PROVIDED MATERIAL |
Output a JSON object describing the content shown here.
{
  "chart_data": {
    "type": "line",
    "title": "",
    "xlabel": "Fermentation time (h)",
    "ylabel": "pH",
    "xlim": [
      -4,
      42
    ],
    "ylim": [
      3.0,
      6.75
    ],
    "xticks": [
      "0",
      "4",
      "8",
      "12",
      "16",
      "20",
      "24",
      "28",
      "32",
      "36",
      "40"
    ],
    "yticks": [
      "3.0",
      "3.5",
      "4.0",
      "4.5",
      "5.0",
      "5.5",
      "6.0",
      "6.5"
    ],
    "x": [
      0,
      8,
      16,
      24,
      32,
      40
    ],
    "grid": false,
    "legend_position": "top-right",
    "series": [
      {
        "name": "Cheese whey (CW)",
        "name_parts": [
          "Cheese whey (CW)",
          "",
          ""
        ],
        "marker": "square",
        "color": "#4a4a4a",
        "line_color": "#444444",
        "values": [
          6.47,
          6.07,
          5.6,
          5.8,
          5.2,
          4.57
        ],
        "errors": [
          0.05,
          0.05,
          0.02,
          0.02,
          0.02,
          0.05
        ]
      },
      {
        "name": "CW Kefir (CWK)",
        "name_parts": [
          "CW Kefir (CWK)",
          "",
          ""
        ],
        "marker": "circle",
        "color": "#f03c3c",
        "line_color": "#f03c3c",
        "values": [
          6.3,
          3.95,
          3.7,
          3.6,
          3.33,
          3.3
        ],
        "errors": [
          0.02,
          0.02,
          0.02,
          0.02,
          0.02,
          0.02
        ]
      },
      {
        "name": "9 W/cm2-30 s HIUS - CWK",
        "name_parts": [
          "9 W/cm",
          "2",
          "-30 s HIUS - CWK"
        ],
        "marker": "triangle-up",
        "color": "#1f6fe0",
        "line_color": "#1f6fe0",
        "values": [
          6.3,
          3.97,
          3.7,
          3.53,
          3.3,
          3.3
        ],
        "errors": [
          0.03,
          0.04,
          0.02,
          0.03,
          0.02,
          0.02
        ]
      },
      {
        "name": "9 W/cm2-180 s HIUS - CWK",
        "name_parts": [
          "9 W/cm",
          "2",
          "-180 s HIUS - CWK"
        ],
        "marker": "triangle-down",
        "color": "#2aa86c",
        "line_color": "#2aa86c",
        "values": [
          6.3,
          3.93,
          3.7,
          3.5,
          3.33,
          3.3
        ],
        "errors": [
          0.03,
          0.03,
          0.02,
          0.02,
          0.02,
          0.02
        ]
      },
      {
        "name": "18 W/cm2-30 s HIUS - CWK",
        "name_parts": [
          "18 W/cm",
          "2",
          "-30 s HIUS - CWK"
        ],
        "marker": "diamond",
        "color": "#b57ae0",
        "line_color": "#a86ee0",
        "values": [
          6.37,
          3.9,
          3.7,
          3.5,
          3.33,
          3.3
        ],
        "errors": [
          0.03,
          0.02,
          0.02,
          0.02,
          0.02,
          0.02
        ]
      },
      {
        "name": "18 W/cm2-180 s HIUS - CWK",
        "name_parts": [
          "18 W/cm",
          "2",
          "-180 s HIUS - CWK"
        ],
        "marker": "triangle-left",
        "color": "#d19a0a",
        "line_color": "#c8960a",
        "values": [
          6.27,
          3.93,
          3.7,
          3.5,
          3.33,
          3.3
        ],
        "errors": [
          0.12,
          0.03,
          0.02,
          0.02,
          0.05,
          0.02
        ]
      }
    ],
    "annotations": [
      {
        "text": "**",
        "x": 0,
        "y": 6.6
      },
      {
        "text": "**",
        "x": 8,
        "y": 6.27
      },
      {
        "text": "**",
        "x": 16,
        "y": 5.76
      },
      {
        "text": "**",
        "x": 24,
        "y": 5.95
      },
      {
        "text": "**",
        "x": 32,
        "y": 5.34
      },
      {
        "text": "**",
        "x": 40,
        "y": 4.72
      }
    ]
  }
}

TASK OBJECTIVE | Look through the listing above. Pick out each line with "marker" and copy it.

RESULT |
        "marker": "square",
        "marker": "circle",
        "marker": "triangle-up",
        "marker": "triangle-down",
        "marker": "diamond",
        "marker": "triangle-left",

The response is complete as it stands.